** What to do **
Reproduce each line of the material exactly, minus any picture.

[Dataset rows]

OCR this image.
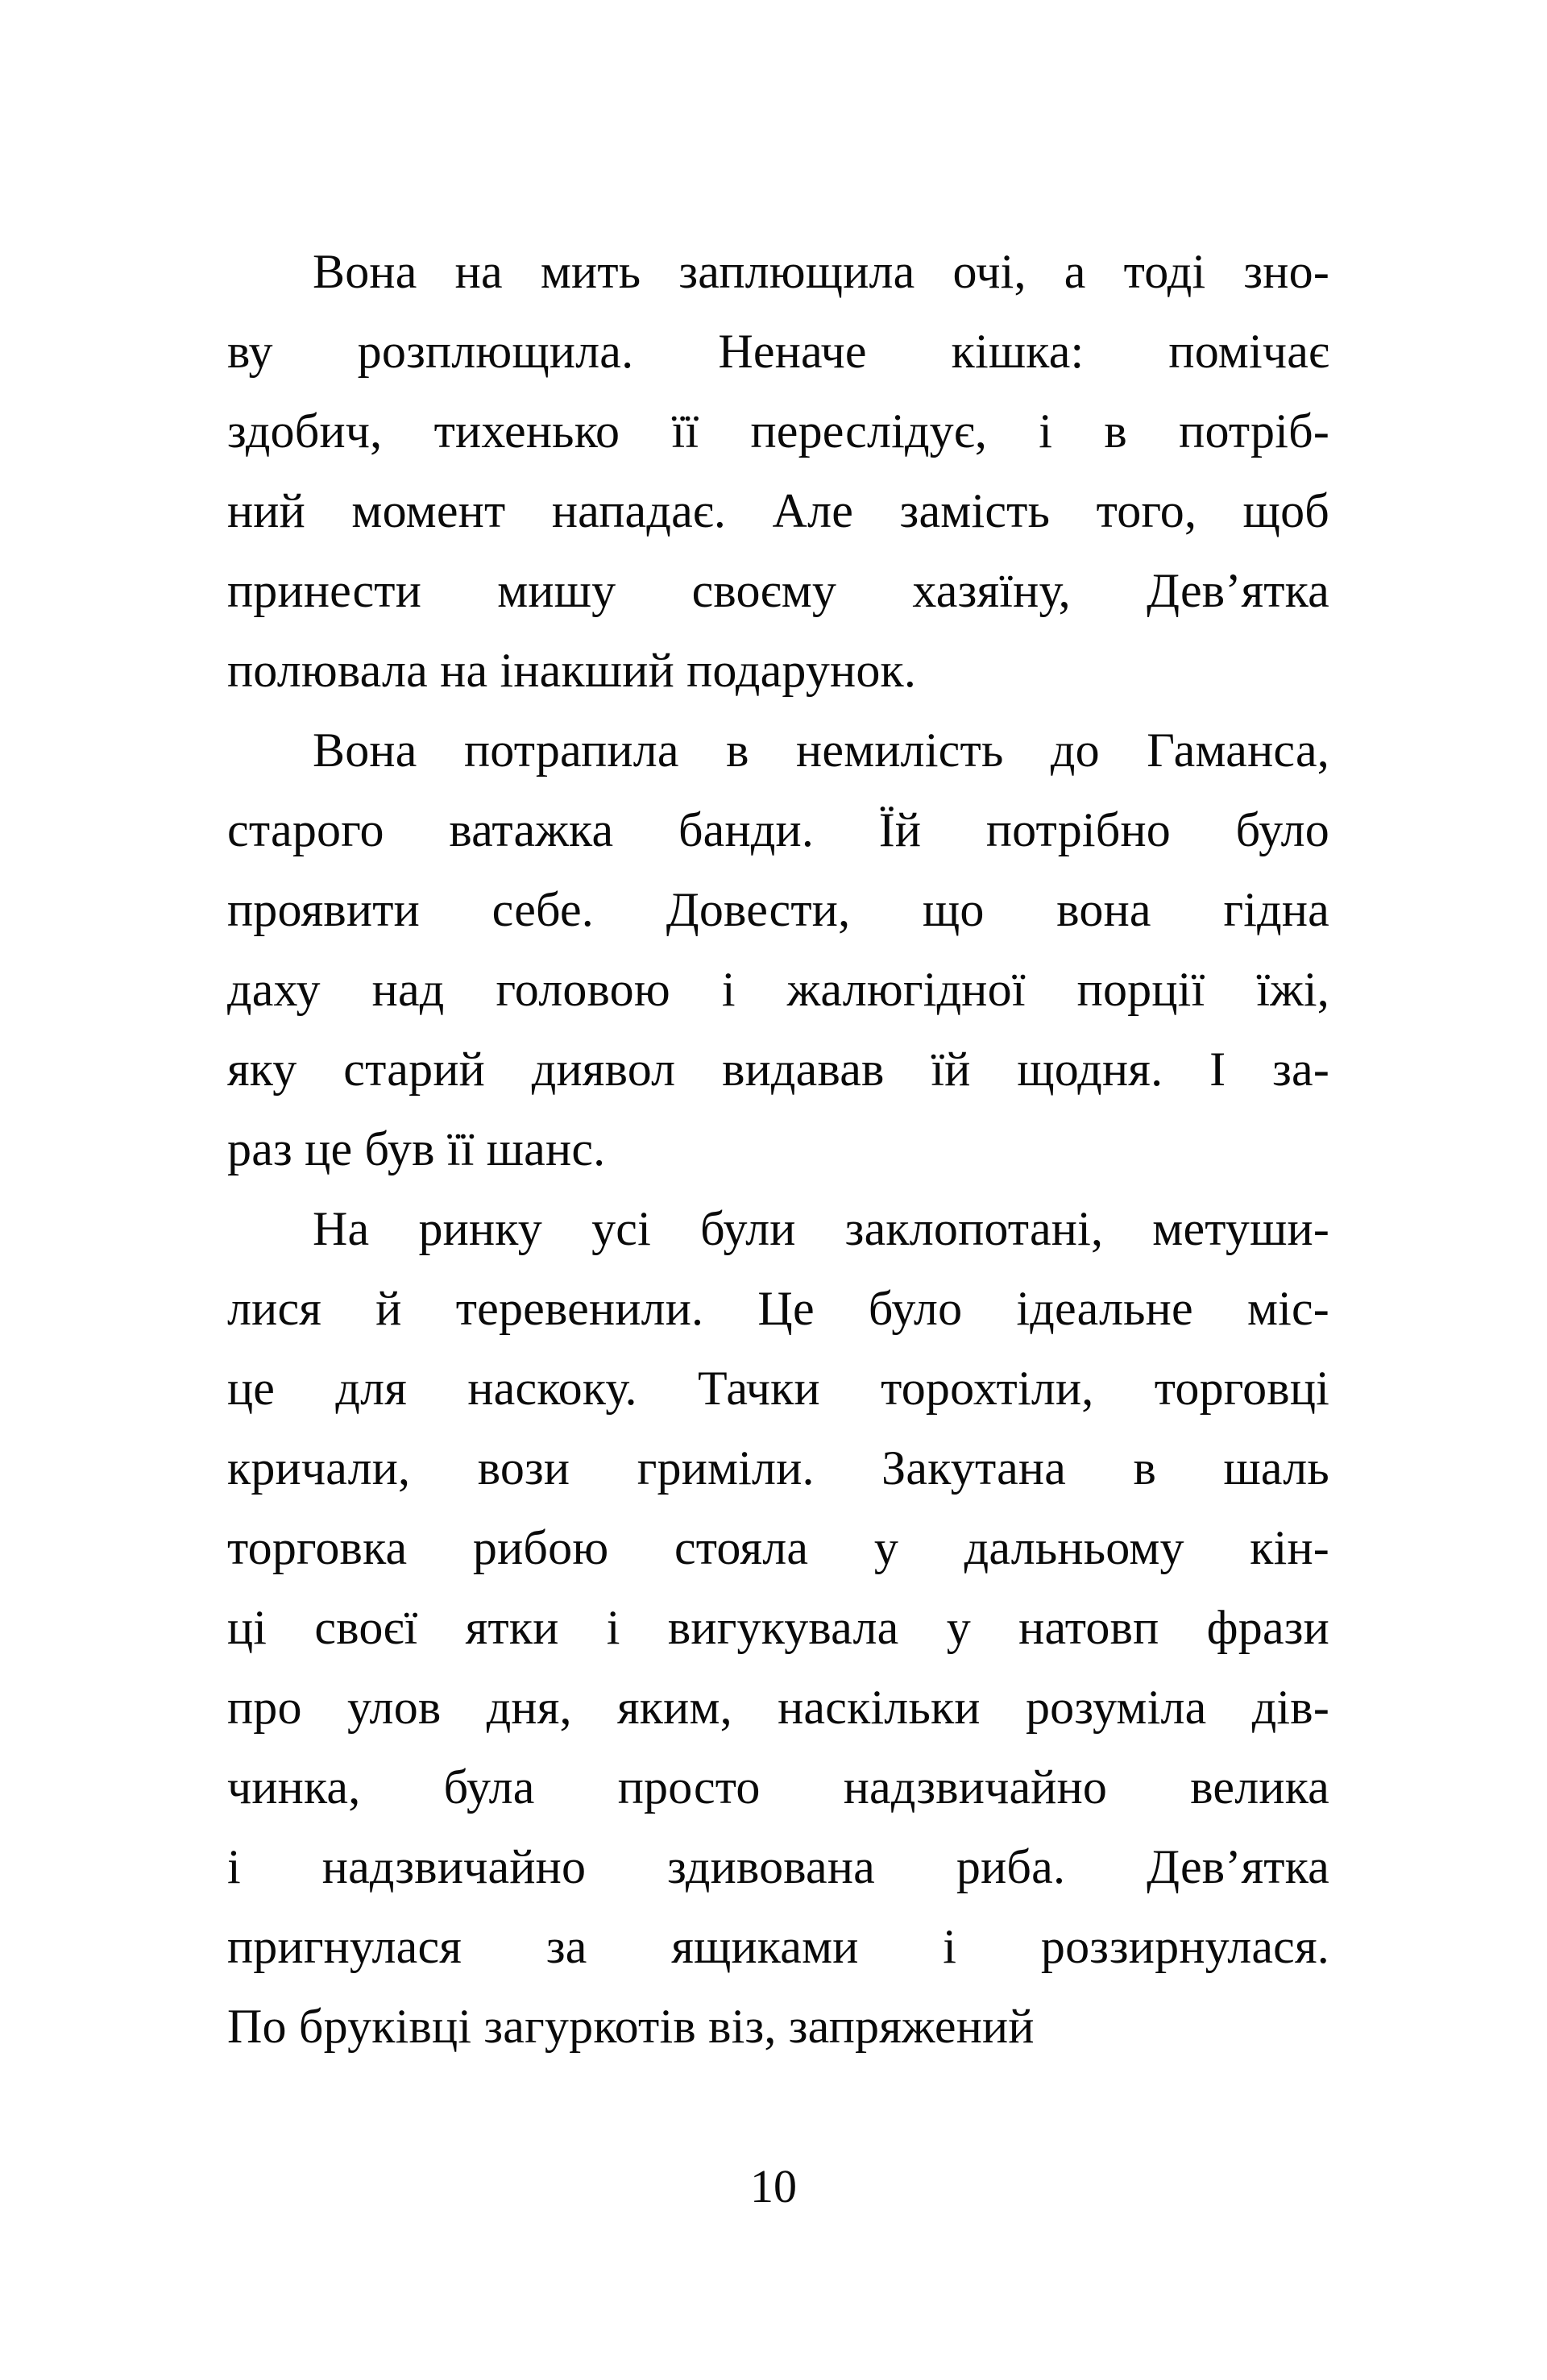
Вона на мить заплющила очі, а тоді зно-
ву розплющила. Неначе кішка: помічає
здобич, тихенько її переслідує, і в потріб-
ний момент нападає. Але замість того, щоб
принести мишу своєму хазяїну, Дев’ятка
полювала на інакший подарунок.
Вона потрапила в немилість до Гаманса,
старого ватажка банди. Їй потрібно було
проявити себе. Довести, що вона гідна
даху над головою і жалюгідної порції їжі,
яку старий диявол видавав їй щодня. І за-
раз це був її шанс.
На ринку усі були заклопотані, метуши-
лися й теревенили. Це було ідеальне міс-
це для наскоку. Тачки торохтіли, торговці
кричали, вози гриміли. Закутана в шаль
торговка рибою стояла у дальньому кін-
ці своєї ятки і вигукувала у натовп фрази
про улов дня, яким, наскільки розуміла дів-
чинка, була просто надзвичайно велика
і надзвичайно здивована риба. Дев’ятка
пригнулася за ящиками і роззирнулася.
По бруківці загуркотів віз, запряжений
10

** Reply **
OCR this image.
Вона на мить заплющила очі, а тоді зно-
ву розплющила. Неначе кішка: помічає
здобич, тихенько її переслідує, і в потріб-
ний момент нападає. Але замість того, щоб
принести мишу своєму хазяїну, Дев’ятка
полювала на інакший подарунок.
Вона потрапила в немилість до Гаманса,
старого ватажка банди. Їй потрібно було
проявити себе. Довести, що вона гідна
даху над головою і жалюгідної порції їжі,
яку старий диявол видавав їй щодня. І за-
раз це був її шанс.
На ринку усі були заклопотані, метуши-
лися й теревенили. Це було ідеальне міс-
це для наскоку. Тачки торохтіли, торговці
кричали, вози гриміли. Закутана в шаль
торговка рибою стояла у дальньому кін-
ці своєї ятки і вигукувала у натовп фрази
про улов дня, яким, наскільки розуміла дів-
чинка, була просто надзвичайно велика
і надзвичайно здивована риба. Дев’ятка
пригнулася за ящиками і роззирнулася.
По бруківці загуркотів віз, запряжений
10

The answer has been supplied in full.